WHAT TO WORK ON: Return each line of the records with nothing changed, pictures excepted.

----- RECORDS FOR THE TASK -----

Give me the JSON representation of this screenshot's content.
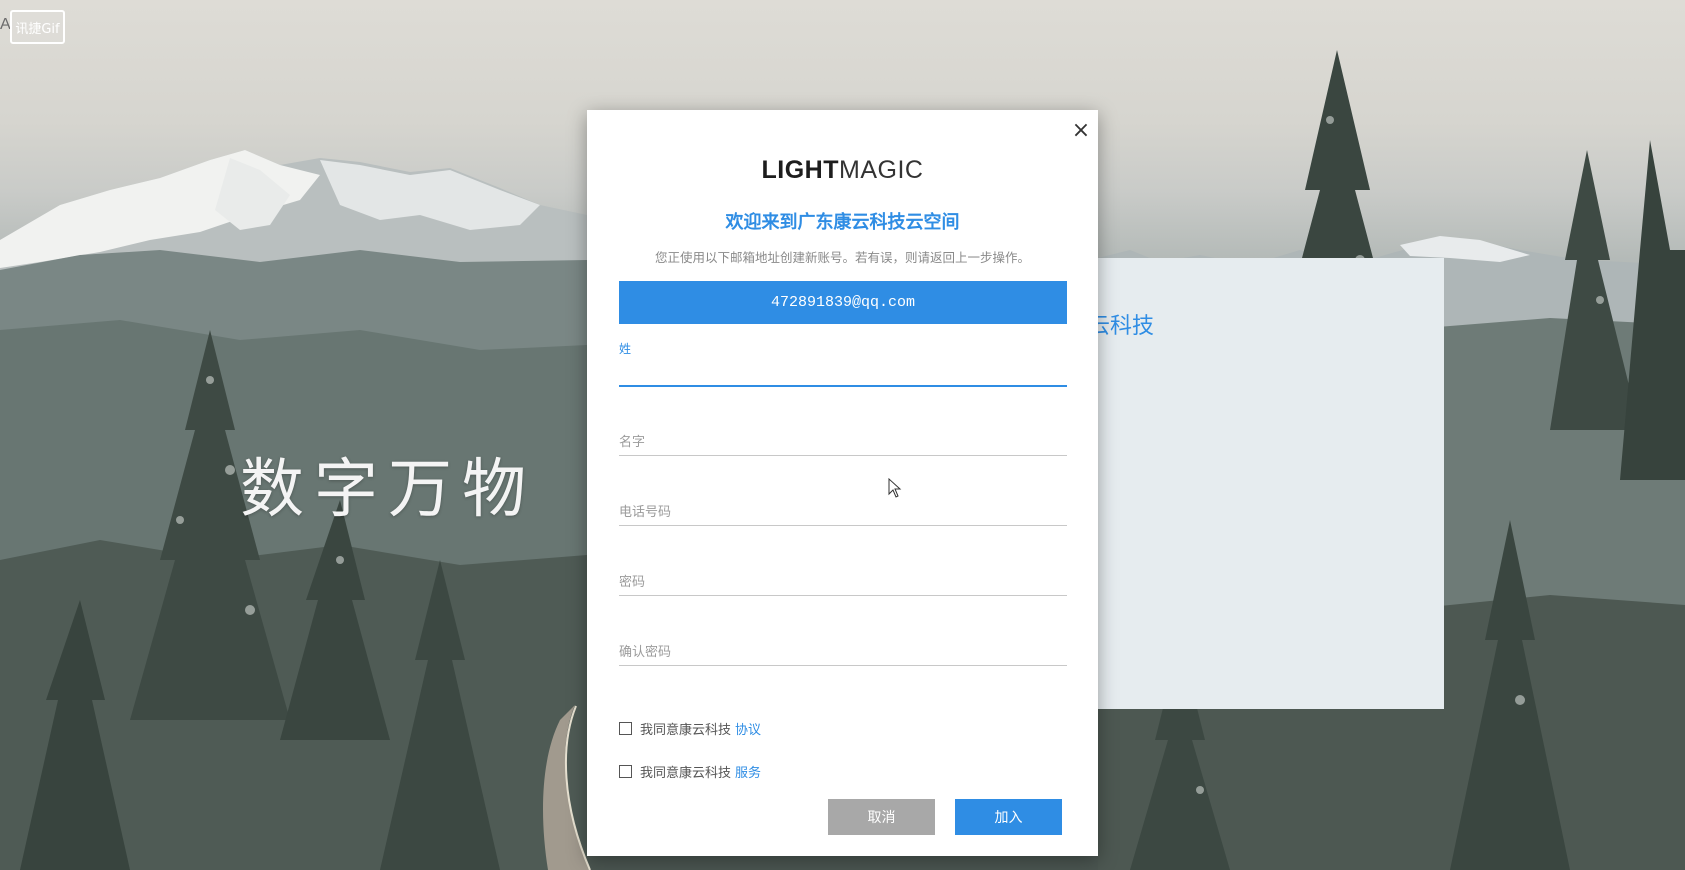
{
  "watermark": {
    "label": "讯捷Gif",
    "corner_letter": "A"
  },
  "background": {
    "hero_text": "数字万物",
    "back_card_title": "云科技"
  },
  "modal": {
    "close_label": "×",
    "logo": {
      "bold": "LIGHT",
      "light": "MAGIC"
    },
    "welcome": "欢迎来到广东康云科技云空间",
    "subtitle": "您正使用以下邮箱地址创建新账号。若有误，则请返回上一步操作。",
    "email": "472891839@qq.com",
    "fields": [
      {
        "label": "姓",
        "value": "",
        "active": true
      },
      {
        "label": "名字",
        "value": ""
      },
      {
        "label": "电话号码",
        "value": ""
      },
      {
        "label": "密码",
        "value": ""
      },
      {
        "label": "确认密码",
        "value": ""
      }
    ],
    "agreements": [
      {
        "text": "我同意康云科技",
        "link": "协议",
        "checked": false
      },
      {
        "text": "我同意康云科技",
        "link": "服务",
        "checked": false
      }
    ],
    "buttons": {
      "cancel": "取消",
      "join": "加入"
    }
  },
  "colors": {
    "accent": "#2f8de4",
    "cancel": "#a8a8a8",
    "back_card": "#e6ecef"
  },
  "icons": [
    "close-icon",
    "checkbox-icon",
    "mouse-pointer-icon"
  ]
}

-----

EXERCISE OUTPUT:
Give me the JSON representation of this screenshot's content.
{
  "watermark": {
    "label": "讯捷Gif",
    "corner_letter": "A"
  },
  "background": {
    "hero_text": "数字万物",
    "back_card_title": "云科技"
  },
  "modal": {
    "close_label": "×",
    "logo": {
      "bold": "LIGHT",
      "light": "MAGIC"
    },
    "welcome": "欢迎来到广东康云科技云空间",
    "subtitle": "您正使用以下邮箱地址创建新账号。若有误，则请返回上一步操作。",
    "email": "472891839@qq.com",
    "fields": [
      {
        "label": "姓",
        "value": "",
        "active": true
      },
      {
        "label": "名字",
        "value": ""
      },
      {
        "label": "电话号码",
        "value": ""
      },
      {
        "label": "密码",
        "value": ""
      },
      {
        "label": "确认密码",
        "value": ""
      }
    ],
    "agreements": [
      {
        "text": "我同意康云科技",
        "link": "协议",
        "checked": false
      },
      {
        "text": "我同意康云科技",
        "link": "服务",
        "checked": false
      }
    ],
    "buttons": {
      "cancel": "取消",
      "join": "加入"
    }
  },
  "colors": {
    "accent": "#2f8de4",
    "cancel": "#a8a8a8",
    "back_card": "#e6ecef"
  },
  "icons": [
    "close-icon",
    "checkbox-icon",
    "mouse-pointer-icon"
  ]
}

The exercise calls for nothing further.